Supplied records:

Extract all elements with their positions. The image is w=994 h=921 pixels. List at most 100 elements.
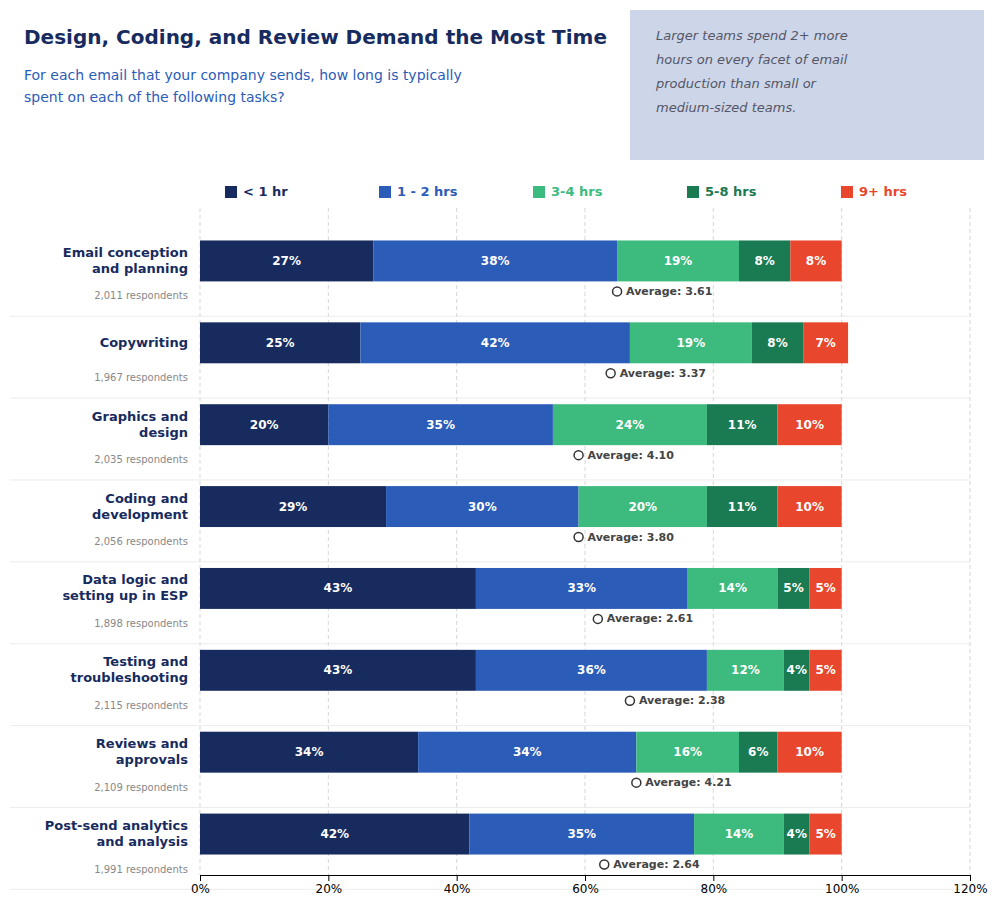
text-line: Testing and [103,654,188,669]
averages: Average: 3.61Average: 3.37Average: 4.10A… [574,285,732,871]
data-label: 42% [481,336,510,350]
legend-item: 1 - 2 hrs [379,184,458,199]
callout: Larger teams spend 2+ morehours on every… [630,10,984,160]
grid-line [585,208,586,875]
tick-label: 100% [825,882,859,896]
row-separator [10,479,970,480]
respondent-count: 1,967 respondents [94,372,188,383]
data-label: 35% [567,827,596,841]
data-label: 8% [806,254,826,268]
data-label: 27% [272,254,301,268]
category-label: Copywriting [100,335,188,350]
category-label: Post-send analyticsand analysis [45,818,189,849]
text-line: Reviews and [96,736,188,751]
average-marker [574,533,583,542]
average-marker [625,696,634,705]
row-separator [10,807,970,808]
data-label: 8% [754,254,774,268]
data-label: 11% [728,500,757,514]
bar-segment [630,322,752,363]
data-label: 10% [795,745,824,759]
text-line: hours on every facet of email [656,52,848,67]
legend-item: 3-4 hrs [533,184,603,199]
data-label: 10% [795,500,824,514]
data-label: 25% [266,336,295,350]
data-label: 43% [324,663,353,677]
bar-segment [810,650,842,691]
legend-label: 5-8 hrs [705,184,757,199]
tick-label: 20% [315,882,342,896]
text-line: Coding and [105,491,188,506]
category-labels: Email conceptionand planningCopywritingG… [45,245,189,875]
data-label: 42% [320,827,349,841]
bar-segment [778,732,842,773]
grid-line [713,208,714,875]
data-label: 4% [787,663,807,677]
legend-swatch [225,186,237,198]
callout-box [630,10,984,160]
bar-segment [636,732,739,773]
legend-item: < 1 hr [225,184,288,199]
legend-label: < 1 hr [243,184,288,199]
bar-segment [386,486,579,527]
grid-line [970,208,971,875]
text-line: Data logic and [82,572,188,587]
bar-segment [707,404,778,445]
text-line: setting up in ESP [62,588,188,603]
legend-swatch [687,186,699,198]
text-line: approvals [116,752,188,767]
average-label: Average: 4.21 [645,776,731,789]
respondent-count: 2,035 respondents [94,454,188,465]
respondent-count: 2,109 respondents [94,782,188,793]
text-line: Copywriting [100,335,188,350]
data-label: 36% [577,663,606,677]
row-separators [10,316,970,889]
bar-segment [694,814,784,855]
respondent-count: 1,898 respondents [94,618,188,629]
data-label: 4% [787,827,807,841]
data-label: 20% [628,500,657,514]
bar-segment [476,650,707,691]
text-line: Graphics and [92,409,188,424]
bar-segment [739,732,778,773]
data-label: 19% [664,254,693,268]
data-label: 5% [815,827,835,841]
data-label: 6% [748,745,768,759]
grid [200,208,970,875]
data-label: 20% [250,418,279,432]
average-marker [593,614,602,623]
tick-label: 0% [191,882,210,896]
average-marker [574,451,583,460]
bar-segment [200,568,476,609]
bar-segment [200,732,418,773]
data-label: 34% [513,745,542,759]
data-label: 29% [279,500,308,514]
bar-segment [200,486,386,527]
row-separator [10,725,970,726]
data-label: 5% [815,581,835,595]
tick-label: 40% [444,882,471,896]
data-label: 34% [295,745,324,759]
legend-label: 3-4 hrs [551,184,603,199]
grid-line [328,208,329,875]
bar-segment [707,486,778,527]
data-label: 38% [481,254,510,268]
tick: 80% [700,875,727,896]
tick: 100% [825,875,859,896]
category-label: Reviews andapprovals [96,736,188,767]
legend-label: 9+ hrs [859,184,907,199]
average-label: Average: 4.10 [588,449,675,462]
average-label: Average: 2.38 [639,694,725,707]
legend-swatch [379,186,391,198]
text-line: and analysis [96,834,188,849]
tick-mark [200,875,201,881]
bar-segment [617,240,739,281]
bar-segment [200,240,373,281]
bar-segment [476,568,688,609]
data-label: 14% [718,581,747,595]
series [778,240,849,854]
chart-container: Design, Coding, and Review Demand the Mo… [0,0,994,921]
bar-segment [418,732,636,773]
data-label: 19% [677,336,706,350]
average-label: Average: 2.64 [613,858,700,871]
...
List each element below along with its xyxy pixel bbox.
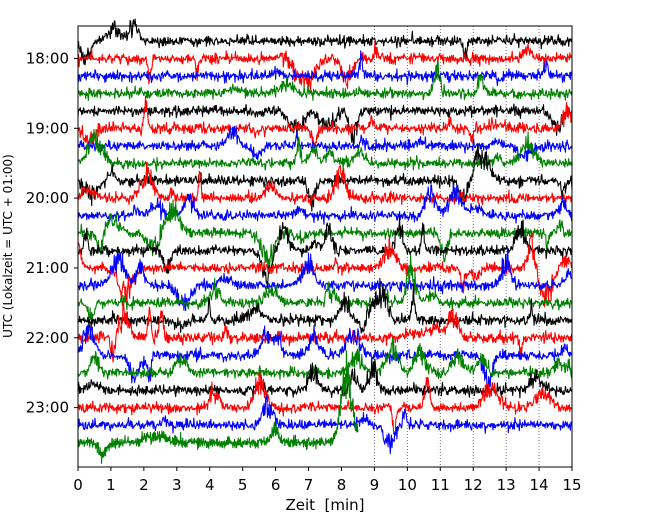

To do: Return verbatim the lines starting at the one that contains "Extract all elements" and ending after the one that contains "legend-swatch [225,186,237,198]", with both of those lines included. Leave the pictures out of your answer.

Exercise result:
Extract all elements with their positions. The image is w=994 h=921 pixels. List at most 100 elements.
text-line: Testing and [103,654,188,669]
averages: Average: 3.61Average: 3.37Average: 4.10A… [574,285,732,871]
data-label: 42% [481,336,510,350]
legend-item: 1 - 2 hrs [379,184,458,199]
callout: Larger teams spend 2+ morehours on every… [630,10,984,160]
grid-line [585,208,586,875]
tick-label: 100% [825,882,859,896]
row-separator [10,479,970,480]
respondent-count: 1,967 respondents [94,372,188,383]
data-label: 35% [567,827,596,841]
data-label: 8% [806,254,826,268]
data-label: 27% [272,254,301,268]
category-label: Copywriting [100,335,188,350]
category-label: Post-send analyticsand analysis [45,818,189,849]
text-line: Reviews and [96,736,188,751]
average-marker [574,533,583,542]
average-marker [625,696,634,705]
row-separator [10,807,970,808]
data-label: 8% [754,254,774,268]
data-label: 11% [728,500,757,514]
bar-segment [630,322,752,363]
data-label: 10% [795,745,824,759]
text-line: hours on every facet of email [656,52,848,67]
legend-item: 3-4 hrs [533,184,603,199]
data-label: 10% [795,500,824,514]
data-label: 25% [266,336,295,350]
data-label: 43% [324,663,353,677]
bar-segment [810,650,842,691]
legend-label: 5-8 hrs [705,184,757,199]
tick-label: 20% [315,882,342,896]
text-line: Coding and [105,491,188,506]
category-labels: Email conceptionand planningCopywritingG… [45,245,189,875]
data-label: 42% [320,827,349,841]
bar-segment [778,732,842,773]
grid-line [713,208,714,875]
data-label: 4% [787,663,807,677]
legend-swatch [225,186,237,198]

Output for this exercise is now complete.